Set task => Copy out, from the entries below, each line holding the string "ffffff".
— begin Records —
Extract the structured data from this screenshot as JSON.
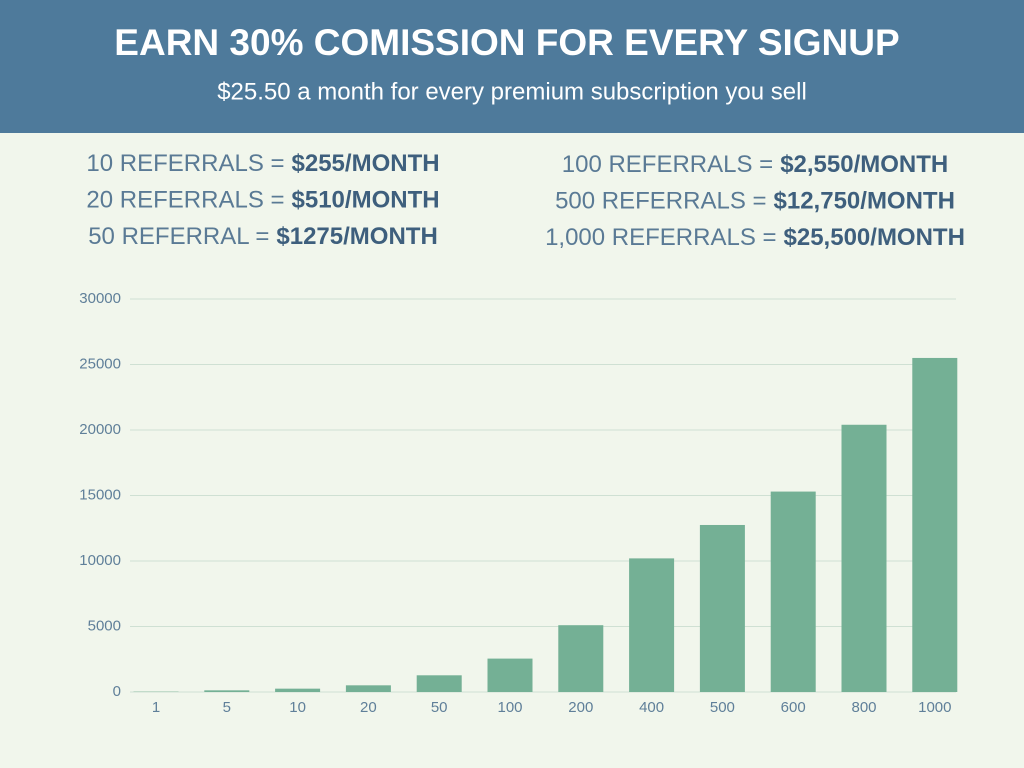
{
  "header": {
    "title": "EARN 30% COMISSION FOR EVERY SIGNUP",
    "subtitle": "$25.50 a month for every premium subscription you sell"
  },
  "referrals": {
    "left": [
      {
        "label": "10 REFERRALS =",
        "amount": "$255/MONTH"
      },
      {
        "label": "20 REFERRALS =",
        "amount": "$510/MONTH"
      },
      {
        "label": "50 REFERRAL =",
        "amount": "$1275/MONTH"
      }
    ],
    "right": [
      {
        "label": "100 REFERRALS =",
        "amount": "$2,550/MONTH"
      },
      {
        "label": "500 REFERRALS =",
        "amount": "$12,750/MONTH"
      },
      {
        "label": "1,000 REFERRALS =",
        "amount": "$25,500/MONTH"
      }
    ]
  },
  "chart_data": {
    "type": "bar",
    "categories": [
      "1",
      "5",
      "10",
      "20",
      "50",
      "100",
      "200",
      "400",
      "500",
      "600",
      "800",
      "1000"
    ],
    "values": [
      25.5,
      127.5,
      255,
      510,
      1275,
      2550,
      5100,
      10200,
      12750,
      15300,
      20400,
      25500
    ],
    "color": "#74b095",
    "ylim": [
      0,
      30000
    ],
    "yticks": [
      0,
      5000,
      10000,
      15000,
      20000,
      25000,
      30000
    ],
    "grid": true
  }
}
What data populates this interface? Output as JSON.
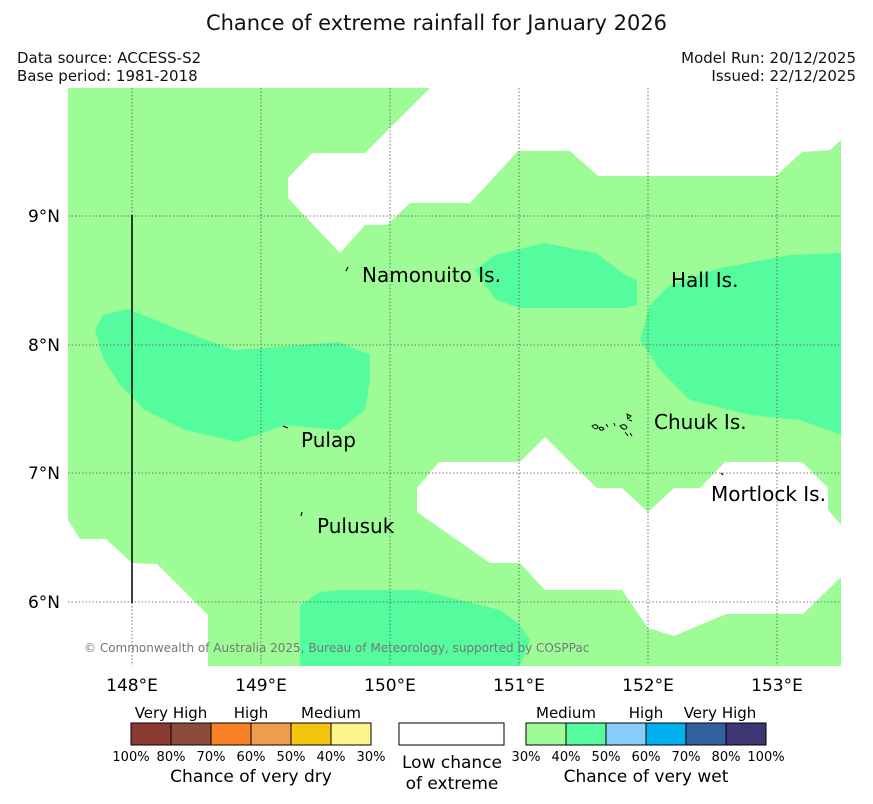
{
  "title": "Chance of extreme rainfall for January 2026",
  "header": {
    "data_source": "Data source: ACCESS-S2",
    "base_period": "Base period: 1981-2018",
    "model_run": "Model Run: 20/12/2025",
    "issued": "Issued: 22/12/2025"
  },
  "map": {
    "lon_labels": [
      "148°E",
      "149°E",
      "150°E",
      "151°E",
      "152°E",
      "153°E"
    ],
    "lat_labels": [
      "9°N",
      "8°N",
      "7°N",
      "6°N"
    ],
    "islands": {
      "namonuito": "Namonuito Is.",
      "hall": "Hall Is.",
      "pulap": "Pulap",
      "chuuk": "Chuuk Is.",
      "mortlock": "Mortlock Is.",
      "pulusuk": "Pulusuk"
    },
    "copyright": "© Commonwealth of Australia 2025, Bureau of Meteorology, supported by COSPPac",
    "colors": {
      "wet_medium": "#9dfc95",
      "wet_medium_high": "#55fc9d",
      "low_chance": "#ffffff"
    }
  },
  "legend": {
    "dry": {
      "categories": [
        "Very High",
        "High",
        "Medium"
      ],
      "ticks": [
        "100%",
        "80%",
        "70%",
        "60%",
        "50%",
        "40%",
        "30%"
      ],
      "colors": [
        "#8b3a32",
        "#8c4c3c",
        "#fb8127",
        "#ef9c4e",
        "#f2c40d",
        "#fdf58c"
      ],
      "label": "Chance of very dry"
    },
    "neutral": {
      "label_line1": "Low chance",
      "label_line2": "of extreme"
    },
    "wet": {
      "categories": [
        "Medium",
        "High",
        "Very High"
      ],
      "ticks": [
        "30%",
        "40%",
        "50%",
        "60%",
        "70%",
        "80%",
        "100%"
      ],
      "colors": [
        "#9dfc95",
        "#55fc9d",
        "#87cefa",
        "#00b0ef",
        "#33609e",
        "#3c3675"
      ],
      "label": "Chance of very wet"
    }
  }
}
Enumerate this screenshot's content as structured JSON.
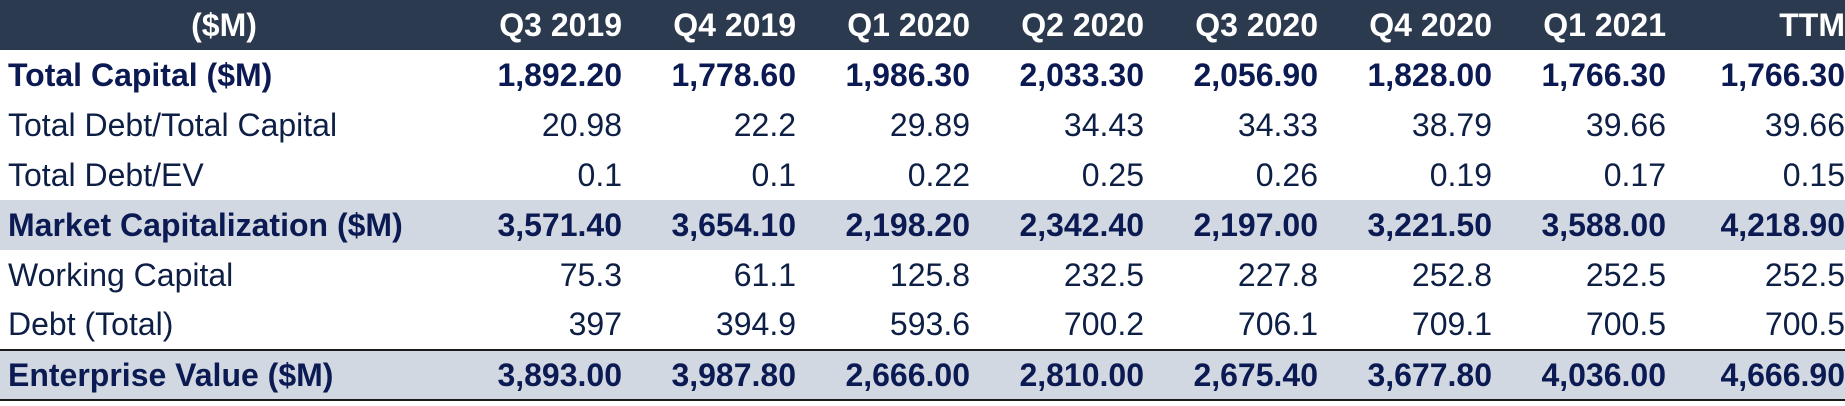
{
  "table": {
    "header": [
      "($M)",
      "Q3 2019",
      "Q4 2019",
      "Q1 2020",
      "Q2 2020",
      "Q3 2020",
      "Q4 2020",
      "Q1 2021",
      "TTM"
    ],
    "rows": [
      {
        "label": "Total Capital ($M)",
        "values": [
          "1,892.20",
          "1,778.60",
          "1,986.30",
          "2,033.30",
          "2,056.90",
          "1,828.00",
          "1,766.30",
          "1,766.30"
        ]
      },
      {
        "label": "Total Debt/Total Capital",
        "values": [
          "20.98",
          "22.2",
          "29.89",
          "34.43",
          "34.33",
          "38.79",
          "39.66",
          "39.66"
        ]
      },
      {
        "label": "Total Debt/EV",
        "values": [
          "0.1",
          "0.1",
          "0.22",
          "0.25",
          "0.26",
          "0.19",
          "0.17",
          "0.15"
        ]
      },
      {
        "label": "Market Capitalization ($M)",
        "values": [
          "3,571.40",
          "3,654.10",
          "2,198.20",
          "2,342.40",
          "2,197.00",
          "3,221.50",
          "3,588.00",
          "4,218.90"
        ]
      },
      {
        "label": "Working Capital",
        "values": [
          "75.3",
          "61.1",
          "125.8",
          "232.5",
          "227.8",
          "252.8",
          "252.5",
          "252.5"
        ]
      },
      {
        "label": "Debt (Total)",
        "values": [
          "397",
          "394.9",
          "593.6",
          "700.2",
          "706.1",
          "709.1",
          "700.5",
          "700.5"
        ]
      },
      {
        "label": "Enterprise Value ($M)",
        "values": [
          "3,893.00",
          "3,987.80",
          "2,666.00",
          "2,810.00",
          "2,675.40",
          "3,677.80",
          "4,036.00",
          "4,666.90"
        ]
      }
    ]
  },
  "colors": {
    "header_bg": "#2b3a4e",
    "header_text": "#ffffff",
    "highlight_row_bg": "#d2d8e2",
    "body_text": "#0e1f46"
  }
}
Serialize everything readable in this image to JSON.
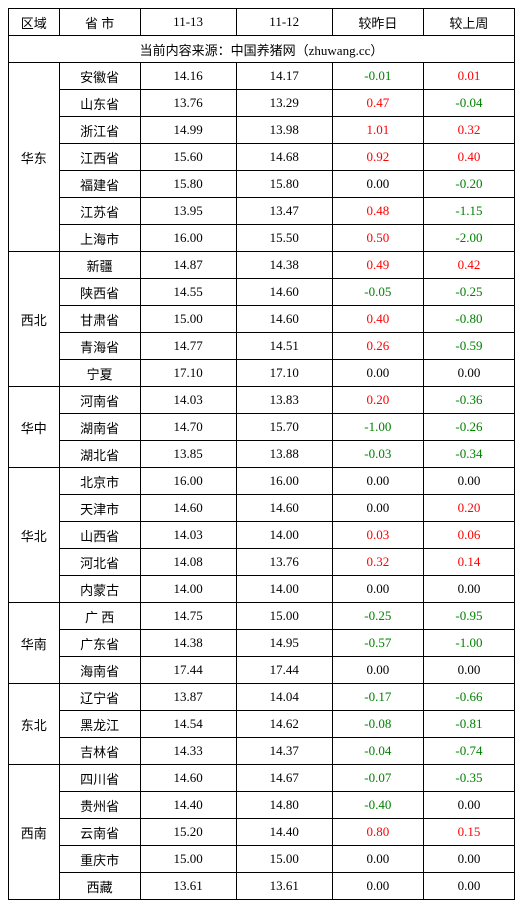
— end Records —
Final answer =>
      "low_chance": "#ffffff"
    "header_text": "#ffffff",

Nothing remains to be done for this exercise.